▶ _Required work_:
Repeat each entry in full, exactly.

▶ _Recorded data_:
□ □ □ □
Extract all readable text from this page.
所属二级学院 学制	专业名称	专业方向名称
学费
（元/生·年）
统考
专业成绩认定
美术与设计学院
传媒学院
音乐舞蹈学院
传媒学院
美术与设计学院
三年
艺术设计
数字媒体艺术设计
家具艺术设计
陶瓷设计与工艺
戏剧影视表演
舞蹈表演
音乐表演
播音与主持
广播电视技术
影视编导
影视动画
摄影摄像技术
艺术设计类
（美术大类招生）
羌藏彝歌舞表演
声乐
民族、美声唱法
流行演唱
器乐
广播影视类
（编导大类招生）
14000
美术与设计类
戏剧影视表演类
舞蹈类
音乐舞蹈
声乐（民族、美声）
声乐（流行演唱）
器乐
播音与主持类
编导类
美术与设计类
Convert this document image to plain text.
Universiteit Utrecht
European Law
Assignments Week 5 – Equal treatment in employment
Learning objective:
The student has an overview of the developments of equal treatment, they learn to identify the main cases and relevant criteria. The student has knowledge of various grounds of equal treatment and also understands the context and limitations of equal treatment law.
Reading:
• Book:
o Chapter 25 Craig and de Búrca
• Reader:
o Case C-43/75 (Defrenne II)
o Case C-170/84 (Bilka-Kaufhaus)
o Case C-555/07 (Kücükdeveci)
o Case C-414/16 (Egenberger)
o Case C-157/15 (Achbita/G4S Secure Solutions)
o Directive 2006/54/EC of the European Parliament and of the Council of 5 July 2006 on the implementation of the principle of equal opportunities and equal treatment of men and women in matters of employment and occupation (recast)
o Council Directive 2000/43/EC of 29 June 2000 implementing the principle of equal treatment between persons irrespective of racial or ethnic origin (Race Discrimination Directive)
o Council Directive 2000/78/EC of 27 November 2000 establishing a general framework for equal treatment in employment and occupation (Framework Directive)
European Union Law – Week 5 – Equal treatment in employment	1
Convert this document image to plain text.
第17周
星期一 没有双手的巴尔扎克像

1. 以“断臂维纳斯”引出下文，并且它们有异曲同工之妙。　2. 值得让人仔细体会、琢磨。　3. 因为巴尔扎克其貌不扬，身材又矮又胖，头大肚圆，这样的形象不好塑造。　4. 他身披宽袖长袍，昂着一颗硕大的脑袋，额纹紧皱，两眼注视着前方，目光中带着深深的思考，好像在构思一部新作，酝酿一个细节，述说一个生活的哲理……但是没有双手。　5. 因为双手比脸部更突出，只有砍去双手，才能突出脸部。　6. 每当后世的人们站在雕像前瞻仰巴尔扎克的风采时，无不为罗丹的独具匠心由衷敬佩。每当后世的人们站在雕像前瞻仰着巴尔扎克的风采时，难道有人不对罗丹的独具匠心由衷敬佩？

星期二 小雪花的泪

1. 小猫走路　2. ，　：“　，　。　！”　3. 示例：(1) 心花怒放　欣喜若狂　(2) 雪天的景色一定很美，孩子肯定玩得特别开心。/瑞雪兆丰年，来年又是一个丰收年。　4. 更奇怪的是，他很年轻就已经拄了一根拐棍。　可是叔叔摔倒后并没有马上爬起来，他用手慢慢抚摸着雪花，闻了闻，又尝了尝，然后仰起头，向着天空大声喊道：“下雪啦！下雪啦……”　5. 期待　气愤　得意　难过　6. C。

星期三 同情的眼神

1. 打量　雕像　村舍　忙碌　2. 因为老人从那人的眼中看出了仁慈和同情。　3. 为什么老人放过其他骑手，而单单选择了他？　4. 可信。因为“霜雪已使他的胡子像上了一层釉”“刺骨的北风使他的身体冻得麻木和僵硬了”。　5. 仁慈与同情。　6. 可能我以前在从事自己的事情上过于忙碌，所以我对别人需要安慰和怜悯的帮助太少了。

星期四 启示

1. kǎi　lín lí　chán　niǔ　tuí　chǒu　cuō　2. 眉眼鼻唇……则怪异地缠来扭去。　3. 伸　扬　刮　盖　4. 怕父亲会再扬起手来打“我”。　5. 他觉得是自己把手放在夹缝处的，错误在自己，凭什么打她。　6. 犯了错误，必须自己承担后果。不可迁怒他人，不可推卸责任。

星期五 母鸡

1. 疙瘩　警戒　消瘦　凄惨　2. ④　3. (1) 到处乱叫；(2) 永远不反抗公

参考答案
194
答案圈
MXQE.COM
□ □ □ □
▶ _Full response_:
Extract all readable text from this page.
所属二级学院 学制	专业名称	专业方向名称
学费
（元/生·年）
统考
专业成绩认定
美术与设计学院
传媒学院
音乐舞蹈学院
传媒学院
美术与设计学院
三年
艺术设计
数字媒体艺术设计
家具艺术设计
陶瓷设计与工艺
戏剧影视表演
舞蹈表演
音乐表演
播音与主持
广播电视技术
影视编导
影视动画
摄影摄像技术
艺术设计类
（美术大类招生）
羌藏彝歌舞表演
声乐
民族、美声唱法
流行演唱
器乐
广播影视类
（编导大类招生）
14000
美术与设计类
戏剧影视表演类
舞蹈类
音乐舞蹈
声乐（民族、美声）
声乐（流行演唱）
器乐
播音与主持类
编导类
美术与设计类
Convert this document image to plain text.
Universiteit Utrecht
European Law
Assignments Week 5 – Equal treatment in employment
Learning objective:
The student has an overview of the developments of equal treatment, they learn to identify the main cases and relevant criteria. The student has knowledge of various grounds of equal treatment and also understands the context and limitations of equal treatment law.
Reading:
• Book:
o Chapter 25 Craig and de Búrca
• Reader:
o Case C-43/75 (Defrenne II)
o Case C-170/84 (Bilka-Kaufhaus)
o Case C-555/07 (Kücükdeveci)
o Case C-414/16 (Egenberger)
o Case C-157/15 (Achbita/G4S Secure Solutions)
o Directive 2006/54/EC of the European Parliament and of the Council of 5 July 2006 on the implementation of the principle of equal opportunities and equal treatment of men and women in matters of employment and occupation (recast)
o Council Directive 2000/43/EC of 29 June 2000 implementing the principle of equal treatment between persons irrespective of racial or ethnic origin (Race Discrimination Directive)
o Council Directive 2000/78/EC of 27 November 2000 establishing a general framework for equal treatment in employment and occupation (Framework Directive)
European Union Law – Week 5 – Equal treatment in employment	1
Convert this document image to plain text.
第17周
星期一 没有双手的巴尔扎克像

1. 以“断臂维纳斯”引出下文，并且它们有异曲同工之妙。　2. 值得让人仔细体会、琢磨。　3. 因为巴尔扎克其貌不扬，身材又矮又胖，头大肚圆，这样的形象不好塑造。　4. 他身披宽袖长袍，昂着一颗硕大的脑袋，额纹紧皱，两眼注视着前方，目光中带着深深的思考，好像在构思一部新作，酝酿一个细节，述说一个生活的哲理……但是没有双手。　5. 因为双手比脸部更突出，只有砍去双手，才能突出脸部。　6. 每当后世的人们站在雕像前瞻仰巴尔扎克的风采时，无不为罗丹的独具匠心由衷敬佩。每当后世的人们站在雕像前瞻仰着巴尔扎克的风采时，难道有人不对罗丹的独具匠心由衷敬佩？

星期二 小雪花的泪

1. 小猫走路　2. ，　：“　，　。　！”　3. 示例：(1) 心花怒放　欣喜若狂　(2) 雪天的景色一定很美，孩子肯定玩得特别开心。/瑞雪兆丰年，来年又是一个丰收年。　4. 更奇怪的是，他很年轻就已经拄了一根拐棍。　可是叔叔摔倒后并没有马上爬起来，他用手慢慢抚摸着雪花，闻了闻，又尝了尝，然后仰起头，向着天空大声喊道：“下雪啦！下雪啦……”　5. 期待　气愤　得意　难过　6. C。

星期三 同情的眼神

1. 打量　雕像　村舍　忙碌　2. 因为老人从那人的眼中看出了仁慈和同情。　3. 为什么老人放过其他骑手，而单单选择了他？　4. 可信。因为“霜雪已使他的胡子像上了一层釉”“刺骨的北风使他的身体冻得麻木和僵硬了”。　5. 仁慈与同情。　6. 可能我以前在从事自己的事情上过于忙碌，所以我对别人需要安慰和怜悯的帮助太少了。

星期四 启示

1. kǎi　lín lí　chán　niǔ　tuí　chǒu　cuō　2. 眉眼鼻唇……则怪异地缠来扭去。　3. 伸　扬　刮　盖　4. 怕父亲会再扬起手来打“我”。　5. 他觉得是自己把手放在夹缝处的，错误在自己，凭什么打她。　6. 犯了错误，必须自己承担后果。不可迁怒他人，不可推卸责任。

星期五 母鸡

1. 疙瘩　警戒　消瘦　凄惨　2. ④　3. (1) 到处乱叫；(2) 永远不反抗公

参考答案
194
答案圈
MXQE.COM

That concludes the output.